[Stored entries]
=======

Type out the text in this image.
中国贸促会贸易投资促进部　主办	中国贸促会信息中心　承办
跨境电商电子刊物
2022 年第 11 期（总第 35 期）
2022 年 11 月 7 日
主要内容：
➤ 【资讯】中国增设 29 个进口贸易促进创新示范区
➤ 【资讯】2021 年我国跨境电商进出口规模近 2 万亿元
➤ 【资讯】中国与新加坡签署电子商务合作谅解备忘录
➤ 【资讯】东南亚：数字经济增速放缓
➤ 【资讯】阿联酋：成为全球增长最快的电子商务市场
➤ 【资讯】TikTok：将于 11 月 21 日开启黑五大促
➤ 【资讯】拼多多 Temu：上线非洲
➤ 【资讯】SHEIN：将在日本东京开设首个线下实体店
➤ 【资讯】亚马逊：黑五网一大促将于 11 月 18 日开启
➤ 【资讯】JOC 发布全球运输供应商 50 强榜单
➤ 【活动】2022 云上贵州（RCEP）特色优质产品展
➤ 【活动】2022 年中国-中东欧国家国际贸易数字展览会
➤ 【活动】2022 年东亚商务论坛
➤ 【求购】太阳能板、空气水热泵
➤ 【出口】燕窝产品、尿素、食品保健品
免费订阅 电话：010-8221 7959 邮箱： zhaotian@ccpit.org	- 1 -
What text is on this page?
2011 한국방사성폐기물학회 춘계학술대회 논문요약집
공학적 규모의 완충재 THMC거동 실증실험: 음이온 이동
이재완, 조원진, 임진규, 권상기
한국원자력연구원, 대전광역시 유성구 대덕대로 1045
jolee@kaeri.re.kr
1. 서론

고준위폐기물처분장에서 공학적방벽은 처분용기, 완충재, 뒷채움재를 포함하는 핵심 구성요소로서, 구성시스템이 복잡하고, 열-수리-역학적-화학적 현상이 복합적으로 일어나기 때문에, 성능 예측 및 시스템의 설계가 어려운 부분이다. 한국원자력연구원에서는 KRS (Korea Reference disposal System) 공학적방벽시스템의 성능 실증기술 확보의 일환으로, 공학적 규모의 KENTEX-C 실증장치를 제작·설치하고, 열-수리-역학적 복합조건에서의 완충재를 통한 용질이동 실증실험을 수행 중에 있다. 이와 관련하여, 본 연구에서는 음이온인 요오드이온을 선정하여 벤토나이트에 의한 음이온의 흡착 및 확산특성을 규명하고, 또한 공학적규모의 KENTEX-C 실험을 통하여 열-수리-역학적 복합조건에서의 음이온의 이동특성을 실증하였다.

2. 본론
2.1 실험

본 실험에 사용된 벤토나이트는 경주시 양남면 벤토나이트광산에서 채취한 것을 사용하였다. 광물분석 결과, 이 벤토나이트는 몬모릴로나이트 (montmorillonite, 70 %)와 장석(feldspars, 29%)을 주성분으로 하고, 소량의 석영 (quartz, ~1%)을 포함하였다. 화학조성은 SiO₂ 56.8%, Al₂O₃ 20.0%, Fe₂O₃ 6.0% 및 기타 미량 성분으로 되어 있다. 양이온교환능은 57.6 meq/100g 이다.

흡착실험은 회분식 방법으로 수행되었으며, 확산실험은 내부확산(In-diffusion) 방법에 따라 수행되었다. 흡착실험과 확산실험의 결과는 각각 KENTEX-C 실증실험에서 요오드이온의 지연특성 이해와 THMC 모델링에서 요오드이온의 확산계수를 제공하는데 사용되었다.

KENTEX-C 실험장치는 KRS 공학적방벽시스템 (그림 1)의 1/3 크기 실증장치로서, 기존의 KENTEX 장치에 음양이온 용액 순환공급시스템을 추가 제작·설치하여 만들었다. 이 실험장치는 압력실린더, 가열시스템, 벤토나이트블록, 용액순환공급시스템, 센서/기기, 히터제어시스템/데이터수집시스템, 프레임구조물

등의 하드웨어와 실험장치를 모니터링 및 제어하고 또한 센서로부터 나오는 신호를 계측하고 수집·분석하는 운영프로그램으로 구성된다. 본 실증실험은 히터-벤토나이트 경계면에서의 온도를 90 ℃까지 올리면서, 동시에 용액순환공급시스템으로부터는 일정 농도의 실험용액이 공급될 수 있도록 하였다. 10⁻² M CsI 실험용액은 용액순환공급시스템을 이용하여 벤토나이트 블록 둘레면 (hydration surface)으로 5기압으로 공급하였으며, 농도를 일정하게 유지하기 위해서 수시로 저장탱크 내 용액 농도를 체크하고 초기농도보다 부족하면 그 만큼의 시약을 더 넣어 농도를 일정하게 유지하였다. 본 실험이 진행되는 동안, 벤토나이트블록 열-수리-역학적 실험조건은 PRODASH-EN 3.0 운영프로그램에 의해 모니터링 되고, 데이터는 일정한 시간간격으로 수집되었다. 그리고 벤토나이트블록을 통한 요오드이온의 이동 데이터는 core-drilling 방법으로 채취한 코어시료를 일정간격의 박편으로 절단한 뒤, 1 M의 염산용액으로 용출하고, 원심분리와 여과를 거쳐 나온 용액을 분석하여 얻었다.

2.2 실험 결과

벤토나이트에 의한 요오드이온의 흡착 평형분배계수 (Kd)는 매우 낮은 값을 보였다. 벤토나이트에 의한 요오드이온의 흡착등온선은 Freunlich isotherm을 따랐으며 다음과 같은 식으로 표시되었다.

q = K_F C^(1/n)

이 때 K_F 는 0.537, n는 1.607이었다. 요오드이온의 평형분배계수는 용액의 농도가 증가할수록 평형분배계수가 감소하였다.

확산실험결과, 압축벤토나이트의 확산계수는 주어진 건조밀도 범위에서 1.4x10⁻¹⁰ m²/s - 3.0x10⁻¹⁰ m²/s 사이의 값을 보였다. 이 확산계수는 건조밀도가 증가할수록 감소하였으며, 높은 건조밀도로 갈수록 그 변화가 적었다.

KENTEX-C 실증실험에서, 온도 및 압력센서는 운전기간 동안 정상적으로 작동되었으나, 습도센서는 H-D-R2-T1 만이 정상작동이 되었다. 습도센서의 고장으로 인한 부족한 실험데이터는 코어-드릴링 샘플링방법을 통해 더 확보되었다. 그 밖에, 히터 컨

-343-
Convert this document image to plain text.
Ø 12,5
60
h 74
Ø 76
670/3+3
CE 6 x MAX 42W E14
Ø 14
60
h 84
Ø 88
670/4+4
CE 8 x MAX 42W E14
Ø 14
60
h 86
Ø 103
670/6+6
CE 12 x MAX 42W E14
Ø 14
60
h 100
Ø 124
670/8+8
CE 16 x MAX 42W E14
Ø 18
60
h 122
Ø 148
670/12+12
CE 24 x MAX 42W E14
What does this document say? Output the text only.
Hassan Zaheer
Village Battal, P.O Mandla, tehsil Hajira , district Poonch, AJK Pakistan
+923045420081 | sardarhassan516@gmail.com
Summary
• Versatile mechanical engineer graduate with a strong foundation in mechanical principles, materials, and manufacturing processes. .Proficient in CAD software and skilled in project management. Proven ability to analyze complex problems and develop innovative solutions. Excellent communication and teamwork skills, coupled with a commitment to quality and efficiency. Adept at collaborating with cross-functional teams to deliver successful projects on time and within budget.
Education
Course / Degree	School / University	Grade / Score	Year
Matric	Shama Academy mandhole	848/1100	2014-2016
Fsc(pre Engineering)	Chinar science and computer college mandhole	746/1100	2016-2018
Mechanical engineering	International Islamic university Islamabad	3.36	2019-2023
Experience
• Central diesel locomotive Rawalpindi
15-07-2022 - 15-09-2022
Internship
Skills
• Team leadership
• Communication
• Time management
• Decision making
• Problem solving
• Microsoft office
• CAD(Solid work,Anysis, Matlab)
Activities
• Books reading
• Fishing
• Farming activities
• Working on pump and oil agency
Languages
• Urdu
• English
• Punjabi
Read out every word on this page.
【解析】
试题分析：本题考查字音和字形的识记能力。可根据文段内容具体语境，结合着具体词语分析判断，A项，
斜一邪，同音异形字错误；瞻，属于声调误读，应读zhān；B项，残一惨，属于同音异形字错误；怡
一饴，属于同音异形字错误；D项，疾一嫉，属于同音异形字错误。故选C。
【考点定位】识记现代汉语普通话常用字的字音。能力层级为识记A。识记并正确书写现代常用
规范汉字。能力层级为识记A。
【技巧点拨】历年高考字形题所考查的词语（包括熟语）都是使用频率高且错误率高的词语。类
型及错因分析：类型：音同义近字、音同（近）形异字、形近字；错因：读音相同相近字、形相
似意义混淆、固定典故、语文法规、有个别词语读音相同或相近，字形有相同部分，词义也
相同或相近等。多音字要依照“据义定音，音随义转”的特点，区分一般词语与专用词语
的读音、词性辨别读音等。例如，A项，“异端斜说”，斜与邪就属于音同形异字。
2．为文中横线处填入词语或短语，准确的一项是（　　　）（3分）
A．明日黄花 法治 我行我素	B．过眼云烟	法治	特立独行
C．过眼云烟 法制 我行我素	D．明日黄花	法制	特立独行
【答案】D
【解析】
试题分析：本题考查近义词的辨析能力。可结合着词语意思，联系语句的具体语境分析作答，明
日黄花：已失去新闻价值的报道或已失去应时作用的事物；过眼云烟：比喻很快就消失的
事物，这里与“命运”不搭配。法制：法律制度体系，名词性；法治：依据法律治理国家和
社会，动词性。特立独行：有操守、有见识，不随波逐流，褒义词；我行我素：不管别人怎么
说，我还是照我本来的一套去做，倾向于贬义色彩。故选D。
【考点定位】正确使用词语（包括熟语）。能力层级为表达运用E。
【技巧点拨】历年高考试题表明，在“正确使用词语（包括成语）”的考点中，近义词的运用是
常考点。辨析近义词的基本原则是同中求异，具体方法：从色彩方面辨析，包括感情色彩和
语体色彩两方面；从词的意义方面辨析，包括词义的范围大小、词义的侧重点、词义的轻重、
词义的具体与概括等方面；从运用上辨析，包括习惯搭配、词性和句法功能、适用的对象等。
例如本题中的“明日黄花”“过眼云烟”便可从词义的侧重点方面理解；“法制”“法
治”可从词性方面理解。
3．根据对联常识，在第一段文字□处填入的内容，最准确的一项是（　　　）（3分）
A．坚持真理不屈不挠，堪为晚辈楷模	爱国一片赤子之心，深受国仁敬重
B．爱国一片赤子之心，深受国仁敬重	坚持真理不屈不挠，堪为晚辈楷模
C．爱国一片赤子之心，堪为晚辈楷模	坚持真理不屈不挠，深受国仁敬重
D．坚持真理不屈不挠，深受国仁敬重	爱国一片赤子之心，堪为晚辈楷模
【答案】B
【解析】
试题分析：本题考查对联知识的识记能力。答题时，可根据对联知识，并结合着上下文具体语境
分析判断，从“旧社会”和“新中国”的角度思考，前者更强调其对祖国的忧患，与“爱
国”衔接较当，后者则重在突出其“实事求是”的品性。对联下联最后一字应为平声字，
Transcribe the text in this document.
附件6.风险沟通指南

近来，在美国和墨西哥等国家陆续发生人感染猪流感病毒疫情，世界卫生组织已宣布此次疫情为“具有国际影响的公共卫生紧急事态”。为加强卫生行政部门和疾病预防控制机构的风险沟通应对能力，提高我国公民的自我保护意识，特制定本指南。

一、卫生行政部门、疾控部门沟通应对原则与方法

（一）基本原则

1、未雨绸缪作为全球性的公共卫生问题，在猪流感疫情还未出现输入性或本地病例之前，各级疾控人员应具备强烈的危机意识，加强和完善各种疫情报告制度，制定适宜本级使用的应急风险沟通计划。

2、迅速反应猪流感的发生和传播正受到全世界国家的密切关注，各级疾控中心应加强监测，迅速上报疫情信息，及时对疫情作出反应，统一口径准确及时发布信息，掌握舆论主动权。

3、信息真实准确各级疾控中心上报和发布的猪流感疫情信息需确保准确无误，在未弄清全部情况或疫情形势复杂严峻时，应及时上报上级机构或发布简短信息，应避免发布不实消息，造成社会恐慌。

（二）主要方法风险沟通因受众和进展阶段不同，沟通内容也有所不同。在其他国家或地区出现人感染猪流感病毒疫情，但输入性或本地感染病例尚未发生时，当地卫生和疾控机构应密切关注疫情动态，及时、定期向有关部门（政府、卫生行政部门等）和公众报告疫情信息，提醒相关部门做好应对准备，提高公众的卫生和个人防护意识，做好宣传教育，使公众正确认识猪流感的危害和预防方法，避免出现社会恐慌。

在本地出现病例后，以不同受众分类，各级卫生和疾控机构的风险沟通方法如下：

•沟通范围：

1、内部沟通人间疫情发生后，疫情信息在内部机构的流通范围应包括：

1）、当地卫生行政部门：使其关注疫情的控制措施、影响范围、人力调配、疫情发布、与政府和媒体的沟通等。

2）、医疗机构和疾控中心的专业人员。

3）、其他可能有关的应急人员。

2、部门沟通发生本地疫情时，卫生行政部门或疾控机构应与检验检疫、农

=======

THE PROBLEM: Copy all lines in the listing above where the string "包括熟语" appears.

EXPECTED ANSWER:
【技巧点拨】历年高考字形题所考查的词语（包括熟语）都是使用频率高且错误率高的词语。类
【考点定位】正确使用词语（包括熟语）。能力层级为表达运用E。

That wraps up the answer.